Record set:

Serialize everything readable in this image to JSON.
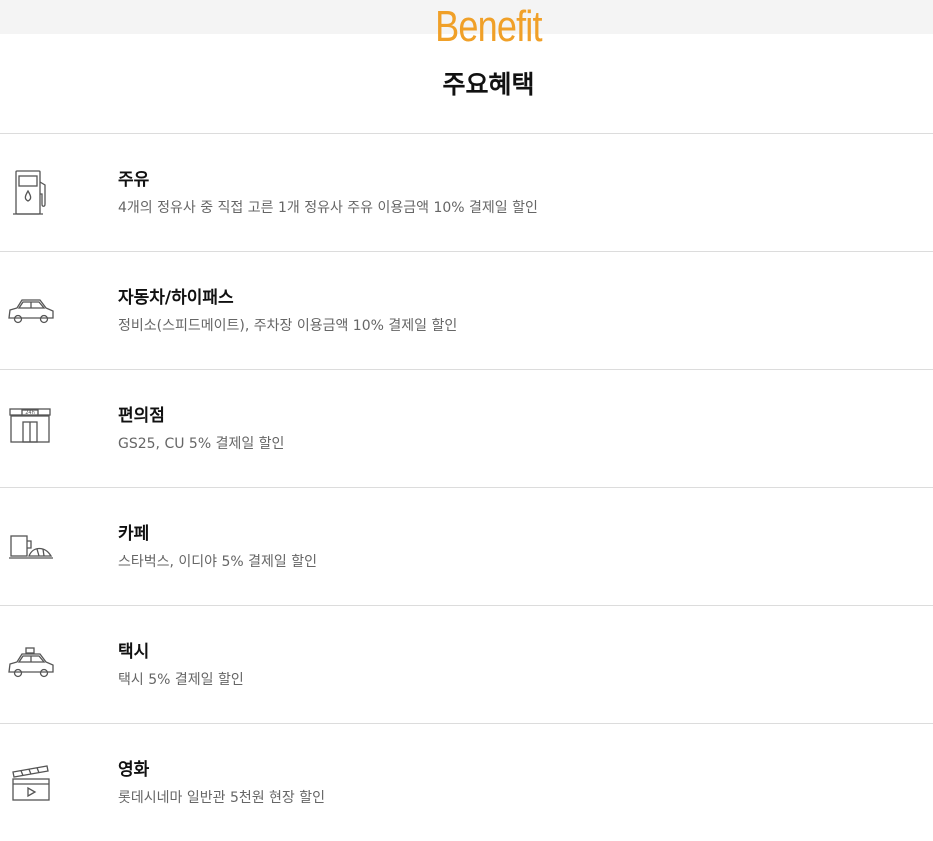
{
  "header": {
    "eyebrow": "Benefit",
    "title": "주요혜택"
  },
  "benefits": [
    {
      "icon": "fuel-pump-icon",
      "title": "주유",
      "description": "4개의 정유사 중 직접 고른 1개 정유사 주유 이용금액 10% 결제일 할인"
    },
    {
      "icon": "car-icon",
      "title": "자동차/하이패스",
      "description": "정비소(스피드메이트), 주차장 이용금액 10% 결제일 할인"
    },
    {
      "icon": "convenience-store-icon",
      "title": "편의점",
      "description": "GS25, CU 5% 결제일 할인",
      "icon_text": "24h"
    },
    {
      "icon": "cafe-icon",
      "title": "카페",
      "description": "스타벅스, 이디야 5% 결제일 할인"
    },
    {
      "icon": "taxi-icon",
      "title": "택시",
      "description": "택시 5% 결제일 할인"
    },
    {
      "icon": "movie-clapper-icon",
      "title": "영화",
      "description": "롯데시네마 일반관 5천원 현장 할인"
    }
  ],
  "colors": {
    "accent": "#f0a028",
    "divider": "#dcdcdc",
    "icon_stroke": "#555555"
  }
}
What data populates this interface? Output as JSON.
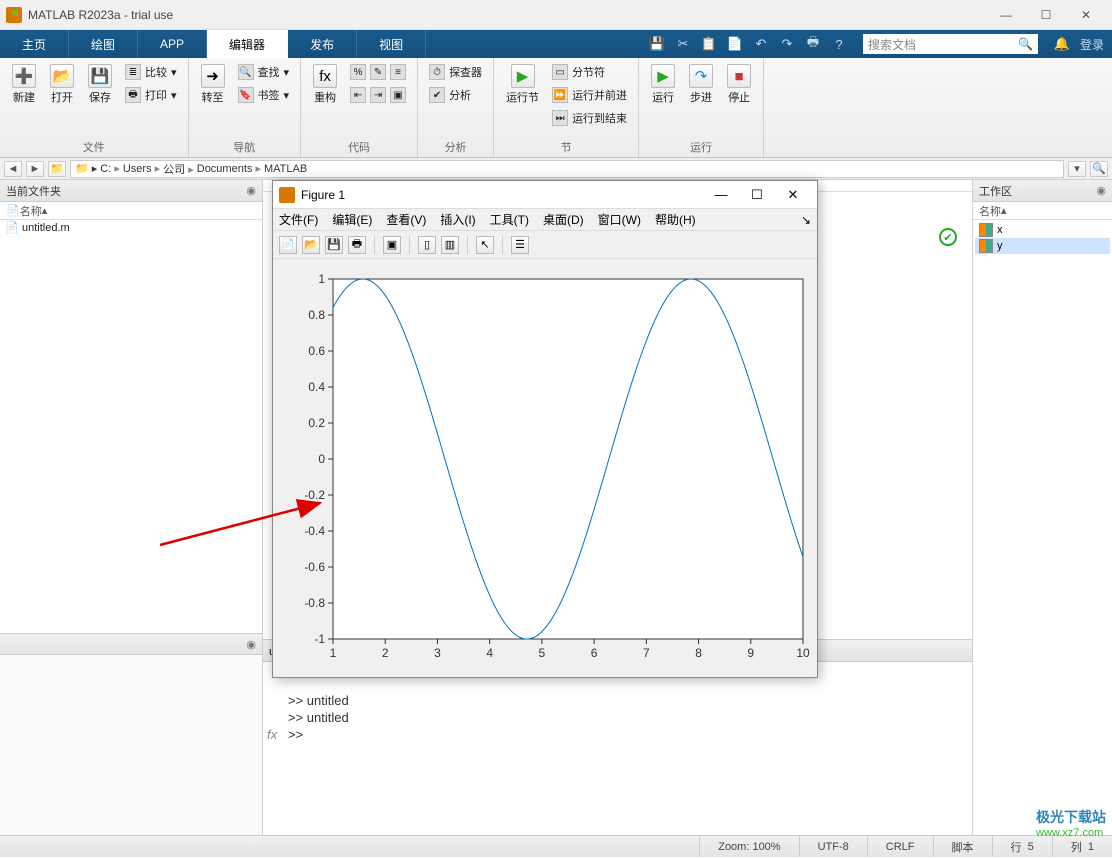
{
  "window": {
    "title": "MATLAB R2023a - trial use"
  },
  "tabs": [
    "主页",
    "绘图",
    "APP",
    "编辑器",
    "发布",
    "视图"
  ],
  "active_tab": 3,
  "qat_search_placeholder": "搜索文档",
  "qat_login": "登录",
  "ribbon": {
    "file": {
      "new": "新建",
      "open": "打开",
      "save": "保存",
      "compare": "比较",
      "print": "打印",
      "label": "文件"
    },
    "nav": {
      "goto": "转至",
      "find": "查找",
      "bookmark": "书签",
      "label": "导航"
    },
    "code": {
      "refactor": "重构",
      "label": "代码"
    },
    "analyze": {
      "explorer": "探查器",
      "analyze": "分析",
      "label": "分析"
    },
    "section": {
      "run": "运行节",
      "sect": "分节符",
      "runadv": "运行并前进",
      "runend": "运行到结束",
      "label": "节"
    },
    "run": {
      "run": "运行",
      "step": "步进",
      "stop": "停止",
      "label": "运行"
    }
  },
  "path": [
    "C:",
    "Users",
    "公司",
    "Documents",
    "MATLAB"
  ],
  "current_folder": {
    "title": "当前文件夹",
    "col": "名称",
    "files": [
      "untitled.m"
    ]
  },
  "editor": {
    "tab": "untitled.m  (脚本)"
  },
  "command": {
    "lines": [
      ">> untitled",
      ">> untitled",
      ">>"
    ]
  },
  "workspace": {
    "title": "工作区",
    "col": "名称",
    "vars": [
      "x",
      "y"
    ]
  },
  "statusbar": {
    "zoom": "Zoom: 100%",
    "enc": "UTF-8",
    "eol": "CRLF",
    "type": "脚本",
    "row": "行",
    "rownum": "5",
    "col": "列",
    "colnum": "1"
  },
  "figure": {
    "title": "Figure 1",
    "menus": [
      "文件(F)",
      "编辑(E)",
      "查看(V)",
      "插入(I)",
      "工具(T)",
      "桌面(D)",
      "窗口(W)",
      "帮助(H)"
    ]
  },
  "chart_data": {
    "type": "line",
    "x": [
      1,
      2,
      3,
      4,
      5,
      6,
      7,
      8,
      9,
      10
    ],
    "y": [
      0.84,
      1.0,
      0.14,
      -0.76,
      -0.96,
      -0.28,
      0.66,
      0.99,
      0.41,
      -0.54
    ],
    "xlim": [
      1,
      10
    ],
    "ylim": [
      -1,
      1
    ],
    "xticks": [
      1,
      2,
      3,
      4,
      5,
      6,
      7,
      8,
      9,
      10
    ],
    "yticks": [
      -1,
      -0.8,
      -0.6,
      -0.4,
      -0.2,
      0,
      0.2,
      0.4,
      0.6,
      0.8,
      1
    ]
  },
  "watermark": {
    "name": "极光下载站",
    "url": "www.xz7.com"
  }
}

Given request:
Leave images out of the retyped records; keep all else exact.

Exercise solution:
Serialize everything readable in this image to JSON.
{
  "header": {
    "eyebrow": "Benefit",
    "title": "주요혜택"
  },
  "benefits": [
    {
      "icon": "fuel-pump-icon",
      "title": "주유",
      "description": "4개의 정유사 중 직접 고른 1개 정유사 주유 이용금액 10% 결제일 할인"
    },
    {
      "icon": "car-icon",
      "title": "자동차/하이패스",
      "description": "정비소(스피드메이트), 주차장 이용금액 10% 결제일 할인"
    },
    {
      "icon": "convenience-store-icon",
      "title": "편의점",
      "description": "GS25, CU 5% 결제일 할인",
      "icon_text": "24h"
    },
    {
      "icon": "cafe-icon",
      "title": "카페",
      "description": "스타벅스, 이디야 5% 결제일 할인"
    },
    {
      "icon": "taxi-icon",
      "title": "택시",
      "description": "택시 5% 결제일 할인"
    },
    {
      "icon": "movie-clapper-icon",
      "title": "영화",
      "description": "롯데시네마 일반관 5천원 현장 할인"
    }
  ],
  "colors": {
    "accent": "#f0a028",
    "divider": "#dcdcdc",
    "icon_stroke": "#555555"
  }
}
What data populates this interface? Output as JSON.
{
  "window": {
    "title": "MATLAB R2023a - trial use"
  },
  "tabs": [
    "主页",
    "绘图",
    "APP",
    "编辑器",
    "发布",
    "视图"
  ],
  "active_tab": 3,
  "qat_search_placeholder": "搜索文档",
  "qat_login": "登录",
  "ribbon": {
    "file": {
      "new": "新建",
      "open": "打开",
      "save": "保存",
      "compare": "比较",
      "print": "打印",
      "label": "文件"
    },
    "nav": {
      "goto": "转至",
      "find": "查找",
      "bookmark": "书签",
      "label": "导航"
    },
    "code": {
      "refactor": "重构",
      "label": "代码"
    },
    "analyze": {
      "explorer": "探查器",
      "analyze": "分析",
      "label": "分析"
    },
    "section": {
      "run": "运行节",
      "sect": "分节符",
      "runadv": "运行并前进",
      "runend": "运行到结束",
      "label": "节"
    },
    "run": {
      "run": "运行",
      "step": "步进",
      "stop": "停止",
      "label": "运行"
    }
  },
  "path": [
    "C:",
    "Users",
    "公司",
    "Documents",
    "MATLAB"
  ],
  "current_folder": {
    "title": "当前文件夹",
    "col": "名称",
    "files": [
      "untitled.m"
    ]
  },
  "editor": {
    "tab": "untitled.m  (脚本)"
  },
  "command": {
    "lines": [
      ">> untitled",
      ">> untitled",
      ">>"
    ]
  },
  "workspace": {
    "title": "工作区",
    "col": "名称",
    "vars": [
      "x",
      "y"
    ]
  },
  "statusbar": {
    "zoom": "Zoom: 100%",
    "enc": "UTF-8",
    "eol": "CRLF",
    "type": "脚本",
    "row": "行",
    "rownum": "5",
    "col": "列",
    "colnum": "1"
  },
  "figure": {
    "title": "Figure 1",
    "menus": [
      "文件(F)",
      "编辑(E)",
      "查看(V)",
      "插入(I)",
      "工具(T)",
      "桌面(D)",
      "窗口(W)",
      "帮助(H)"
    ]
  },
  "chart_data": {
    "type": "line",
    "x": [
      1,
      2,
      3,
      4,
      5,
      6,
      7,
      8,
      9,
      10
    ],
    "y": [
      0.84,
      1.0,
      0.14,
      -0.76,
      -0.96,
      -0.28,
      0.66,
      0.99,
      0.41,
      -0.54
    ],
    "xlim": [
      1,
      10
    ],
    "ylim": [
      -1,
      1
    ],
    "xticks": [
      1,
      2,
      3,
      4,
      5,
      6,
      7,
      8,
      9,
      10
    ],
    "yticks": [
      -1,
      -0.8,
      -0.6,
      -0.4,
      -0.2,
      0,
      0.2,
      0.4,
      0.6,
      0.8,
      1
    ]
  },
  "watermark": {
    "name": "极光下载站",
    "url": "www.xz7.com"
  }
}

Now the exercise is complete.